Data section:
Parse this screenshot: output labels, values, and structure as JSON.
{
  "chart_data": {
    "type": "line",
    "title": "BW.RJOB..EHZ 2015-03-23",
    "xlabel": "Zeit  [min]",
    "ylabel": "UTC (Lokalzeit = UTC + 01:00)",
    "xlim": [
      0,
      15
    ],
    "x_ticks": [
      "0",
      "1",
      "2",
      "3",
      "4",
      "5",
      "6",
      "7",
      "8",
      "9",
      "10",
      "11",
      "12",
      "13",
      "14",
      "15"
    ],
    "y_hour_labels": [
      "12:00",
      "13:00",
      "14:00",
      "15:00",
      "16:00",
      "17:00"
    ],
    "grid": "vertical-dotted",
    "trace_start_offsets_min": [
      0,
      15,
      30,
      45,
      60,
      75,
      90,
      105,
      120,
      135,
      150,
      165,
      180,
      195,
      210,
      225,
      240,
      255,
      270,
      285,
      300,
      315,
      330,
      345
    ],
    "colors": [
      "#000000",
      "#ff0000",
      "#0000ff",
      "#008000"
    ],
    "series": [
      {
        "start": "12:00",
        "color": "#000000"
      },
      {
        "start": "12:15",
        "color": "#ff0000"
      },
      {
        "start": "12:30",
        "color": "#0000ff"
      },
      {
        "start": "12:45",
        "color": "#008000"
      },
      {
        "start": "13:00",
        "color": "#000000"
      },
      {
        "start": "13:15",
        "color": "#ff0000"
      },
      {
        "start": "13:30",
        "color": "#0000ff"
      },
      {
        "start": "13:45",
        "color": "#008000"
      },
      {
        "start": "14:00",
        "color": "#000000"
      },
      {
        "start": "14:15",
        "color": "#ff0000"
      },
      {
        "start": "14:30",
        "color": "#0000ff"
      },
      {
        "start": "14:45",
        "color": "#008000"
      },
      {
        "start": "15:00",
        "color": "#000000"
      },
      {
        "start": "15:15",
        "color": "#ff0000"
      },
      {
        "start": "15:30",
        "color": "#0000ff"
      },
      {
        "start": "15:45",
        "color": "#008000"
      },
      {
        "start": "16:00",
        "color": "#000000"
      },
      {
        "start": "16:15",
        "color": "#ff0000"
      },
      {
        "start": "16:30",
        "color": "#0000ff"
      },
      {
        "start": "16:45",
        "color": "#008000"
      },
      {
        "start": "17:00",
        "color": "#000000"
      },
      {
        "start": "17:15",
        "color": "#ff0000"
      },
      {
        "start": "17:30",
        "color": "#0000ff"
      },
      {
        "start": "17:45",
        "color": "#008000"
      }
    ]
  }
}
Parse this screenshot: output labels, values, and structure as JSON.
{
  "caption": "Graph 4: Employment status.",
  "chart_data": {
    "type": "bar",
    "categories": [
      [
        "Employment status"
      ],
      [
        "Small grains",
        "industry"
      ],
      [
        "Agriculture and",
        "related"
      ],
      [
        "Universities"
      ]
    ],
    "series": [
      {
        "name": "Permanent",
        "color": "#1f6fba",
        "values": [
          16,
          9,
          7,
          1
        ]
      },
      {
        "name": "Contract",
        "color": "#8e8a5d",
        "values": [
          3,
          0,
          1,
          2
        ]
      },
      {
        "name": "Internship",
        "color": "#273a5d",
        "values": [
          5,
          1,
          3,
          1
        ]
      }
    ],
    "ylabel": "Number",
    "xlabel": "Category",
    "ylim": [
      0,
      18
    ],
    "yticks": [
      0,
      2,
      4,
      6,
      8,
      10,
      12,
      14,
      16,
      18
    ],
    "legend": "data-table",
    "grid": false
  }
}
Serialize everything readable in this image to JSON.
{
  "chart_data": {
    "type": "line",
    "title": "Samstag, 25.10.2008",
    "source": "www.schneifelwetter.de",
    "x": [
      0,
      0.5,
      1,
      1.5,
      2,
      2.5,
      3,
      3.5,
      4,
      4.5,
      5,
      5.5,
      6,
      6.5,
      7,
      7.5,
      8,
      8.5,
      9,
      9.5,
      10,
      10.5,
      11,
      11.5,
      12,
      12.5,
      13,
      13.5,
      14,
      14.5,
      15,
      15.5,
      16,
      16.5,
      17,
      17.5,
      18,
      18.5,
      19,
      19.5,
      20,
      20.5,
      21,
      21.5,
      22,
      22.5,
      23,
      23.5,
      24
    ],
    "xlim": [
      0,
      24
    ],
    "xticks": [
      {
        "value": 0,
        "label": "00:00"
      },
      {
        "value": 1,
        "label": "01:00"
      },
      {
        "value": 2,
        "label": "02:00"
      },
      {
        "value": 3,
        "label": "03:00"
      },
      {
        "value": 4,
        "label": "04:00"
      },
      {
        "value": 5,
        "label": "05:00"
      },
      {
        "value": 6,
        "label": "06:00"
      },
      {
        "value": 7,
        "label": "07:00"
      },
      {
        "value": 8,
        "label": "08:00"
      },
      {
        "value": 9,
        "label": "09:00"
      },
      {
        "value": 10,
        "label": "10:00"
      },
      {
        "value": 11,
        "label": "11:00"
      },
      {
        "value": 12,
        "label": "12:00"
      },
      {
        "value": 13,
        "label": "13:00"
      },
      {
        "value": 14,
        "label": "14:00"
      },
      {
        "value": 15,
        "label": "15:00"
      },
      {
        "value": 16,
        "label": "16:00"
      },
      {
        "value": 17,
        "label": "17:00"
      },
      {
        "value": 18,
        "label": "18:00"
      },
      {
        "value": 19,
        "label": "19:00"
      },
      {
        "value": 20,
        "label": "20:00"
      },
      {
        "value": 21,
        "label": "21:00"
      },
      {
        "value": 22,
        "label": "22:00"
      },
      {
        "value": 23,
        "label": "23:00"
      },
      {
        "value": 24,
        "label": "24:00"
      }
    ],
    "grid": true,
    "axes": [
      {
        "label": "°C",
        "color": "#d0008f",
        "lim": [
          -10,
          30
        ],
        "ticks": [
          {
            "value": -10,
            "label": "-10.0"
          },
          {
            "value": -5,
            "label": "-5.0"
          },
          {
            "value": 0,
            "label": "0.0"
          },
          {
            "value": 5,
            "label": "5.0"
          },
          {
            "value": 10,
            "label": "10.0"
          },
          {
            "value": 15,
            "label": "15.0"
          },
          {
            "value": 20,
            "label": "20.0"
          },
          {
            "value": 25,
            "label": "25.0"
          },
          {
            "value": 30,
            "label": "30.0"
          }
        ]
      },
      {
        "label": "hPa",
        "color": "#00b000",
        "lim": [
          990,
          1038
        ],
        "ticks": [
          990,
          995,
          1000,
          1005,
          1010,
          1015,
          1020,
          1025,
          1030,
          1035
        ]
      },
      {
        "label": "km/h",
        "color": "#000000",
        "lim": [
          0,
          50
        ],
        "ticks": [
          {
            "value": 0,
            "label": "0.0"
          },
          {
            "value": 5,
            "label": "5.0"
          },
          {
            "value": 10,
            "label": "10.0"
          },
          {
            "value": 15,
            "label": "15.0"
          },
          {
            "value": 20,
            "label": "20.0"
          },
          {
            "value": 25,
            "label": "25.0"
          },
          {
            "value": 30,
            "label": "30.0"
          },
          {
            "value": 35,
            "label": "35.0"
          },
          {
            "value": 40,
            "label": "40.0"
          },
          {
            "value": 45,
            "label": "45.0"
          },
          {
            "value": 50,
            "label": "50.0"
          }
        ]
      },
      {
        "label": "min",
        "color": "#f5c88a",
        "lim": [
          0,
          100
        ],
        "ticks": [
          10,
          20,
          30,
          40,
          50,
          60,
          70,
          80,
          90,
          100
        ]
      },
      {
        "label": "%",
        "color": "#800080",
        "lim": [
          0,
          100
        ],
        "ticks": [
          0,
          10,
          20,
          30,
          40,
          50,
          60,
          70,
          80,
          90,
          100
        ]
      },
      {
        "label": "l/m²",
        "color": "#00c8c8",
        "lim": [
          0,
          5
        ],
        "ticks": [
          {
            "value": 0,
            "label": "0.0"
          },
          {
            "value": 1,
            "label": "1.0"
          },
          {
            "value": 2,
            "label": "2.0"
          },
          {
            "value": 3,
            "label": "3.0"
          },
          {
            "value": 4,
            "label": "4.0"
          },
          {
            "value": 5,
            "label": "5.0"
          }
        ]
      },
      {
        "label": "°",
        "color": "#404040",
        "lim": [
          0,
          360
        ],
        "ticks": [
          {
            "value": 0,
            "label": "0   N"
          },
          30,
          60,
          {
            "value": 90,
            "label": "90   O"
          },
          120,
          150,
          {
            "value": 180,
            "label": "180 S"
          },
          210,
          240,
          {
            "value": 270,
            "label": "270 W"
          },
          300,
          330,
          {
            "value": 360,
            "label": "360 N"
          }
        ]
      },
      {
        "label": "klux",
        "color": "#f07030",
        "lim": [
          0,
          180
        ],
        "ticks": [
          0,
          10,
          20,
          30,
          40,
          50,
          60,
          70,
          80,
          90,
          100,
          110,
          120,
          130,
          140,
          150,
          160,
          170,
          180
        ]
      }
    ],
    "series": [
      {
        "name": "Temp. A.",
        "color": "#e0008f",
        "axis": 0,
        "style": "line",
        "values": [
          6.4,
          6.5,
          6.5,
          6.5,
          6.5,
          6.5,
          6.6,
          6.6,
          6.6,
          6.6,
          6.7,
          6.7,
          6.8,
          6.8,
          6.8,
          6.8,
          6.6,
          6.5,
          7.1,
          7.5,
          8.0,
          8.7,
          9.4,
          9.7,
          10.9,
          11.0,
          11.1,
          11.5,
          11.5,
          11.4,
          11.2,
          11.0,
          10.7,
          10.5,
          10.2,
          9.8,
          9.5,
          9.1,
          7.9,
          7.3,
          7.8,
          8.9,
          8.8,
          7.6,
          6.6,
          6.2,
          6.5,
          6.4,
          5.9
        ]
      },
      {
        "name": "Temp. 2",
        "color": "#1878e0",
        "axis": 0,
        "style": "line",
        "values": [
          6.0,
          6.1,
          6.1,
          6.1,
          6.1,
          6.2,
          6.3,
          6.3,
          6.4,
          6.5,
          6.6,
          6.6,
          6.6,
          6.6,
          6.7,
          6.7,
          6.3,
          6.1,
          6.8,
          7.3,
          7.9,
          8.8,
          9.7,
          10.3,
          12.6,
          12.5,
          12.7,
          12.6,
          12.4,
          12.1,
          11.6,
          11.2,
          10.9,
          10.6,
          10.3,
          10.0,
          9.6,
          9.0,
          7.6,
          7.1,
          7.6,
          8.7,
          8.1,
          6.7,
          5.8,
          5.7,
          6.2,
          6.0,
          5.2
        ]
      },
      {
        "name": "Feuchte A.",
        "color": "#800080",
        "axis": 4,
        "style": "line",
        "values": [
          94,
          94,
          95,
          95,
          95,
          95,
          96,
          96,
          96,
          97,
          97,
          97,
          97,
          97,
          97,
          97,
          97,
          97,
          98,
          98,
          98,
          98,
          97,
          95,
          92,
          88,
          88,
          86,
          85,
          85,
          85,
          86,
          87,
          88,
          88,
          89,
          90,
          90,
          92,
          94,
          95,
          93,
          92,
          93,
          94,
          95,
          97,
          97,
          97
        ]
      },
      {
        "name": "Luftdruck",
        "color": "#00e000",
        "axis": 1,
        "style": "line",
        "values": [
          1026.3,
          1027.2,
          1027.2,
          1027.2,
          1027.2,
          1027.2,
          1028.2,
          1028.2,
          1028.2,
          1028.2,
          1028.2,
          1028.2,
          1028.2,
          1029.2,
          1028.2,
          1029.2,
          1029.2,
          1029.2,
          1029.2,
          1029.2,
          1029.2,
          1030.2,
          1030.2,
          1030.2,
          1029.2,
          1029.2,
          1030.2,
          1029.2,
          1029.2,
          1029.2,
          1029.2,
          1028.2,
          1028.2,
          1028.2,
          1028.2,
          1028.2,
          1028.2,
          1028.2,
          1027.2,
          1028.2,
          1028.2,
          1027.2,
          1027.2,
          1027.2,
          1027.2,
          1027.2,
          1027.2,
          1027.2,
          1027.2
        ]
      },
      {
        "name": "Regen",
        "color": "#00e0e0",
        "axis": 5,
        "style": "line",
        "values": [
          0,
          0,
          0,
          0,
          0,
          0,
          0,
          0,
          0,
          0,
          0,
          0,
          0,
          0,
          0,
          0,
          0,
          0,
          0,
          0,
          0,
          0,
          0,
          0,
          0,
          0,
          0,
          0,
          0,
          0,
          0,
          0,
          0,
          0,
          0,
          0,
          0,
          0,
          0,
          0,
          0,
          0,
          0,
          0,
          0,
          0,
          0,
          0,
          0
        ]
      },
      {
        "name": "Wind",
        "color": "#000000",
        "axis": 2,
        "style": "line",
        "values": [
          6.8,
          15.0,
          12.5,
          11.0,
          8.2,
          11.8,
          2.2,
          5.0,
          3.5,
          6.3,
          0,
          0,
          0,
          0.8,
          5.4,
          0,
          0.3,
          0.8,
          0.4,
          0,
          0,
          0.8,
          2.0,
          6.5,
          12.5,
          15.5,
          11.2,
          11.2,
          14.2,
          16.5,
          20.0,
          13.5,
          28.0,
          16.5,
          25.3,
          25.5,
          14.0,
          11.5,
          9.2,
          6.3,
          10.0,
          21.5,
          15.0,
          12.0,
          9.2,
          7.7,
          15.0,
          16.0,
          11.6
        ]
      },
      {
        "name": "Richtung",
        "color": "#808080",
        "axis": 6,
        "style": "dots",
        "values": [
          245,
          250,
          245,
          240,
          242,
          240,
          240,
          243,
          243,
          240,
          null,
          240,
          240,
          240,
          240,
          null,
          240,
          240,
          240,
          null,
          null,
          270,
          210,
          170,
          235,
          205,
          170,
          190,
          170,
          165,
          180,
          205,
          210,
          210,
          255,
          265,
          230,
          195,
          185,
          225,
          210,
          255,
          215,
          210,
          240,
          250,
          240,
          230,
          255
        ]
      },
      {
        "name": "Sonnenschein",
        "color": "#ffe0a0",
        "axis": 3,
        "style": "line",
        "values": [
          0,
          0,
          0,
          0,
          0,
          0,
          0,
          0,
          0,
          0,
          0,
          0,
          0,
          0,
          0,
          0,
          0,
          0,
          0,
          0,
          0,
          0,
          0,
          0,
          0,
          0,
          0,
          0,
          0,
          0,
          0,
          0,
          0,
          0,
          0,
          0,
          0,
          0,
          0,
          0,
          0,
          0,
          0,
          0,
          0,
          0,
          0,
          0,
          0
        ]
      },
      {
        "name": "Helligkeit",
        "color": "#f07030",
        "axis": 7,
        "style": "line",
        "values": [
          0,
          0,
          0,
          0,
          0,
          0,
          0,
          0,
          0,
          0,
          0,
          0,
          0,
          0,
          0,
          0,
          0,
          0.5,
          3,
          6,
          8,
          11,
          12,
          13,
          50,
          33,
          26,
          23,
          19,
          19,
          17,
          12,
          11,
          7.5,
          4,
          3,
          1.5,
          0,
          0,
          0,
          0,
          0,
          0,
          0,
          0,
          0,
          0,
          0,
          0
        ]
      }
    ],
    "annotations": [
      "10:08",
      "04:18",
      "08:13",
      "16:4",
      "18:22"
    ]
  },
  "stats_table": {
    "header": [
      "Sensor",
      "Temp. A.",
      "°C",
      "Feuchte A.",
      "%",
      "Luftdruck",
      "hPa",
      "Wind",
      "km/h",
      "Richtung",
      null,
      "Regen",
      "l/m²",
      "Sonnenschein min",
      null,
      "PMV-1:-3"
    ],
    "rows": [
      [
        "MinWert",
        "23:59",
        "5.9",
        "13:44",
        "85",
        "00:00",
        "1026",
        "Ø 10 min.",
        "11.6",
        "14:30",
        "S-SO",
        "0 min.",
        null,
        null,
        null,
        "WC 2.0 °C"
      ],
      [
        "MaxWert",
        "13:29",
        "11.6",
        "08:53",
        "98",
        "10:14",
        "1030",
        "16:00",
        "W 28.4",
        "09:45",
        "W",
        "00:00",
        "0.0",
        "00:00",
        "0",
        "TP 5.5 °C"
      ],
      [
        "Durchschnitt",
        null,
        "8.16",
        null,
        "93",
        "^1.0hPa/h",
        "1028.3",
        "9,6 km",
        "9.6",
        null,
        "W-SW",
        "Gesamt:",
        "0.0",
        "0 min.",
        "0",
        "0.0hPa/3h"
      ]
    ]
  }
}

Request:
Above are some records. Count the lines among them with the word "status", and answer with the number only.

Solution:
2